== Instructions for the task ==
Strip the pictures and reproduce the rest of the listing exactly.

== Input for this task ==
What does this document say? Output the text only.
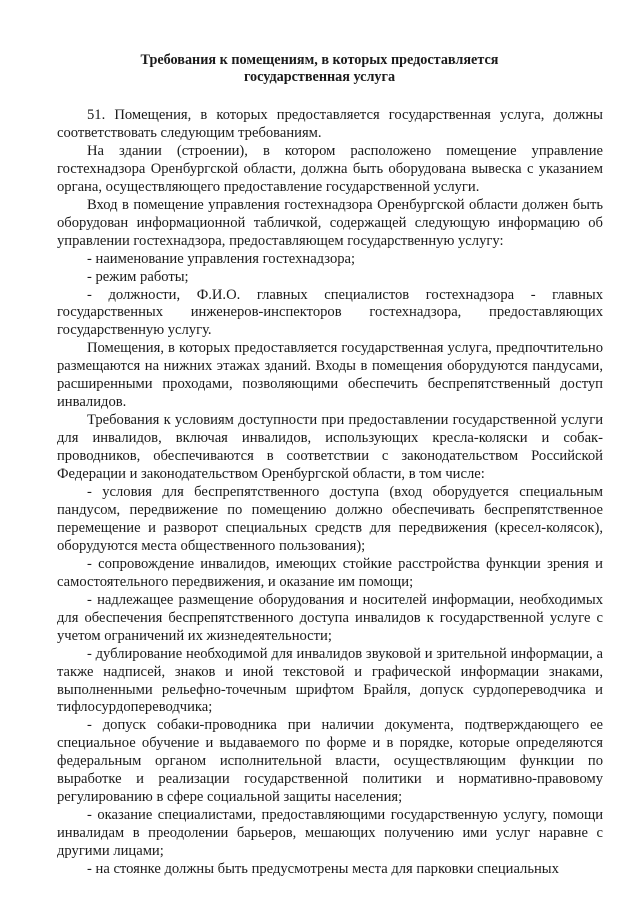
Требования к помещениям, в которых предоставляется
государственная услуга

51. Помещения, в которых предоставляется государственная услуга, должны соответствовать следующим требованиям.

На здании (строении), в котором расположено помещение управление гостехнадзора Оренбургской области, должна быть оборудована вывеска с указанием органа, осуществляющего предоставление государственной услуги.

Вход в помещение управления гостехнадзора Оренбургской области должен быть оборудован информационной табличкой, содержащей следующую информацию об управлении гостехнадзора, предоставляющем государственную услугу:

- наименование управления гостехнадзора;

- режим работы;

- должности, Ф.И.О. главных специалистов гостехнадзора - главных государственных инженеров-инспекторов гостехнадзора, предоставляющих государственную услугу.

Помещения, в которых предоставляется государственная услуга, предпочтительно размещаются на нижних этажах зданий. Входы в помещения оборудуются пандусами, расширенными проходами, позволяющими обеспечить беспрепятственный доступ инвалидов.

Требования к условиям доступности при предоставлении государственной услуги для инвалидов, включая инвалидов, использующих кресла-коляски и собак-проводников, обеспечиваются в соответствии с законодательством Российской Федерации и законодательством Оренбургской области, в том числе:

- условия для беспрепятственного доступа (вход оборудуется специальным пандусом, передвижение по помещению должно обеспечивать беспрепятственное перемещение и разворот специальных средств для передвижения (кресел-колясок), оборудуются места общественного пользования);

- сопровождение инвалидов, имеющих стойкие расстройства функции зрения и самостоятельного передвижения, и оказание им помощи;

- надлежащее размещение оборудования и носителей информации, необходимых для обеспечения беспрепятственного доступа инвалидов к государственной услуге с учетом ограничений их жизнедеятельности;

- дублирование необходимой для инвалидов звуковой и зрительной информации, а также надписей, знаков и иной текстовой и графической информации знаками, выполненными рельефно-точечным шрифтом Брайля, допуск сурдопереводчика и тифлосурдопереводчика;

- допуск собаки-проводника при наличии документа, подтверждающего ее специальное обучение и выдаваемого по форме и в порядке, которые определяются федеральным органом исполнительной власти, осуществляющим функции по выработке и реализации государственной политики и нормативно-правовому регулированию в сфере социальной защиты населения;

- оказание специалистами, предоставляющими государственную услугу, помощи инвалидам в преодолении барьеров, мешающих получению ими услуг наравне с другими лицами;

- на стоянке должны быть предусмотрены места для парковки специальных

== Worked solution ==
What does this document say? Output the text only.
Требования к помещениям, в которых предоставляется
государственная услуга

51. Помещения, в которых предоставляется государственная услуга, должны соответствовать следующим требованиям.

На здании (строении), в котором расположено помещение управление гостехнадзора Оренбургской области, должна быть оборудована вывеска с указанием органа, осуществляющего предоставление государственной услуги.

Вход в помещение управления гостехнадзора Оренбургской области должен быть оборудован информационной табличкой, содержащей следующую информацию об управлении гостехнадзора, предоставляющем государственную услугу:

- наименование управления гостехнадзора;

- режим работы;

- должности, Ф.И.О. главных специалистов гостехнадзора - главных государственных инженеров-инспекторов гостехнадзора, предоставляющих государственную услугу.

Помещения, в которых предоставляется государственная услуга, предпочтительно размещаются на нижних этажах зданий. Входы в помещения оборудуются пандусами, расширенными проходами, позволяющими обеспечить беспрепятственный доступ инвалидов.

Требования к условиям доступности при предоставлении государственной услуги для инвалидов, включая инвалидов, использующих кресла-коляски и собак-проводников, обеспечиваются в соответствии с законодательством Российской Федерации и законодательством Оренбургской области, в том числе:

- условия для беспрепятственного доступа (вход оборудуется специальным пандусом, передвижение по помещению должно обеспечивать беспрепятственное перемещение и разворот специальных средств для передвижения (кресел-колясок), оборудуются места общественного пользования);

- сопровождение инвалидов, имеющих стойкие расстройства функции зрения и самостоятельного передвижения, и оказание им помощи;

- надлежащее размещение оборудования и носителей информации, необходимых для обеспечения беспрепятственного доступа инвалидов к государственной услуге с учетом ограничений их жизнедеятельности;

- дублирование необходимой для инвалидов звуковой и зрительной информации, а также надписей, знаков и иной текстовой и графической информации знаками, выполненными рельефно-точечным шрифтом Брайля, допуск сурдопереводчика и тифлосурдопереводчика;

- допуск собаки-проводника при наличии документа, подтверждающего ее специальное обучение и выдаваемого по форме и в порядке, которые определяются федеральным органом исполнительной власти, осуществляющим функции по выработке и реализации государственной политики и нормативно-правовому регулированию в сфере социальной защиты населения;

- оказание специалистами, предоставляющими государственную услугу, помощи инвалидам в преодолении барьеров, мешающих получению ими услуг наравне с другими лицами;

- на стоянке должны быть предусмотрены места для парковки специальных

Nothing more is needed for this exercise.